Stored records
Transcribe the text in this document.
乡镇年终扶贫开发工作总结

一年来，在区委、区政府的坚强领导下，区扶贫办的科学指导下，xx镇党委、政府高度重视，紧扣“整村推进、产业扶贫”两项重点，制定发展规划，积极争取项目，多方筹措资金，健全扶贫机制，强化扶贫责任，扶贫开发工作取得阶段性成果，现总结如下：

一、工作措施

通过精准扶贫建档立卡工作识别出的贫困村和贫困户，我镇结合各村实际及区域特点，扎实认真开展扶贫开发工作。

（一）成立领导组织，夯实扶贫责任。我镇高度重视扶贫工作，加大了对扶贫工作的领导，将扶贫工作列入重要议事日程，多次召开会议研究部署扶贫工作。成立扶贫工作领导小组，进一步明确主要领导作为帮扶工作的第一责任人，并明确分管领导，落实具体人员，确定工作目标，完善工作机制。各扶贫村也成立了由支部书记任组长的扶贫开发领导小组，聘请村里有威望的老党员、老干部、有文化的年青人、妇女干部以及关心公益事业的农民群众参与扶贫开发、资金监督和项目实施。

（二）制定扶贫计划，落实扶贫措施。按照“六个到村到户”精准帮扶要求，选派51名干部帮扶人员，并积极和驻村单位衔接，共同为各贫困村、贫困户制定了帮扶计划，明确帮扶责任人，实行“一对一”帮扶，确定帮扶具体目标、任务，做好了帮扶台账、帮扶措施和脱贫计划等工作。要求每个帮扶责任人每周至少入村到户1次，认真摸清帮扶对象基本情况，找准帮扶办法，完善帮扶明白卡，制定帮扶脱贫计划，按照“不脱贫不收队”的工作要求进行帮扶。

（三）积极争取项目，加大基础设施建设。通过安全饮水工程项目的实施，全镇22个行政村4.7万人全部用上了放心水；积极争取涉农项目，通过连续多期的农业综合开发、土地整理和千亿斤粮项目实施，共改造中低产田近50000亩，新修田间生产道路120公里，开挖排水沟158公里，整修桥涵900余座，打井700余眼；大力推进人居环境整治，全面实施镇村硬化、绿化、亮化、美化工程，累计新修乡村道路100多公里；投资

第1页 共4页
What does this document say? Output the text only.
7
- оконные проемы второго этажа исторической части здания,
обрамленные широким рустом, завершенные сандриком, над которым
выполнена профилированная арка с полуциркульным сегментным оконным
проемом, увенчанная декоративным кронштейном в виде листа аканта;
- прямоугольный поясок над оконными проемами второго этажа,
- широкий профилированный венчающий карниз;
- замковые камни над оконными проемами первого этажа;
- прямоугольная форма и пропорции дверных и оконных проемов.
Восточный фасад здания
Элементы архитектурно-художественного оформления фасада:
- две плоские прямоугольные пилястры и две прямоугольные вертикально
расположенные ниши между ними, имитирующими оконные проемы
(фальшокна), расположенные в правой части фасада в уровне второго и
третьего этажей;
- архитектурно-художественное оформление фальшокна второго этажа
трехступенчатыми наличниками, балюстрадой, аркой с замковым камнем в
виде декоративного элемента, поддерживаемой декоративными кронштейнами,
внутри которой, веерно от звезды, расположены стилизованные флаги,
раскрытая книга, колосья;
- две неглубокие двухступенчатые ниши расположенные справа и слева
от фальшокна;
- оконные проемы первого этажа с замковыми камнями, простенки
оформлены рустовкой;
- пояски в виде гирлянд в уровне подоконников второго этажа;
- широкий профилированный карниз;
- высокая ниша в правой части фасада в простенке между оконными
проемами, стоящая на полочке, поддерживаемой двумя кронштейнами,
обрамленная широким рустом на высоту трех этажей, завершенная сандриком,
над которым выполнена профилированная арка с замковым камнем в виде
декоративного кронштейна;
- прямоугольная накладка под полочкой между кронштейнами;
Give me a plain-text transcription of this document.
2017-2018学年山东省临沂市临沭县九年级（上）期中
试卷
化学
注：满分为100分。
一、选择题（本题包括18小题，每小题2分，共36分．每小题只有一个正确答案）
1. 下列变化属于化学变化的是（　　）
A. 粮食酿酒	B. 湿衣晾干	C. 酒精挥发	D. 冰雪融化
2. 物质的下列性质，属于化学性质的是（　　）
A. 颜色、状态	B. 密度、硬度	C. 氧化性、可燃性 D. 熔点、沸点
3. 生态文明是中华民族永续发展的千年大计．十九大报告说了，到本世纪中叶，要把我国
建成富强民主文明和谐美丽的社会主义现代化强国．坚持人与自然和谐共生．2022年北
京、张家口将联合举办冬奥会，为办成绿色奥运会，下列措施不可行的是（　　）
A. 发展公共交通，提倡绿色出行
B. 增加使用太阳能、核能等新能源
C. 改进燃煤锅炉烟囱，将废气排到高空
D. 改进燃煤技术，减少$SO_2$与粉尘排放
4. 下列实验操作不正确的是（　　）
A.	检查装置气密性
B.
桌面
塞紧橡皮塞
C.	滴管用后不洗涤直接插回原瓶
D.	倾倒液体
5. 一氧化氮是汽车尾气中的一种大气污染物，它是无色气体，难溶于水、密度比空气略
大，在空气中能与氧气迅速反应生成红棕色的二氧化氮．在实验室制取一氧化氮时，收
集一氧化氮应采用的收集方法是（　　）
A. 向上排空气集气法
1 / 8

◆ **Task**
In the material above, show every line where the word "арка" turns up.

◆ **The output**
выполнена профилированная арка с полуциркульным сегментным оконным
над которым выполнена профилированная арка с замковым камнем в виде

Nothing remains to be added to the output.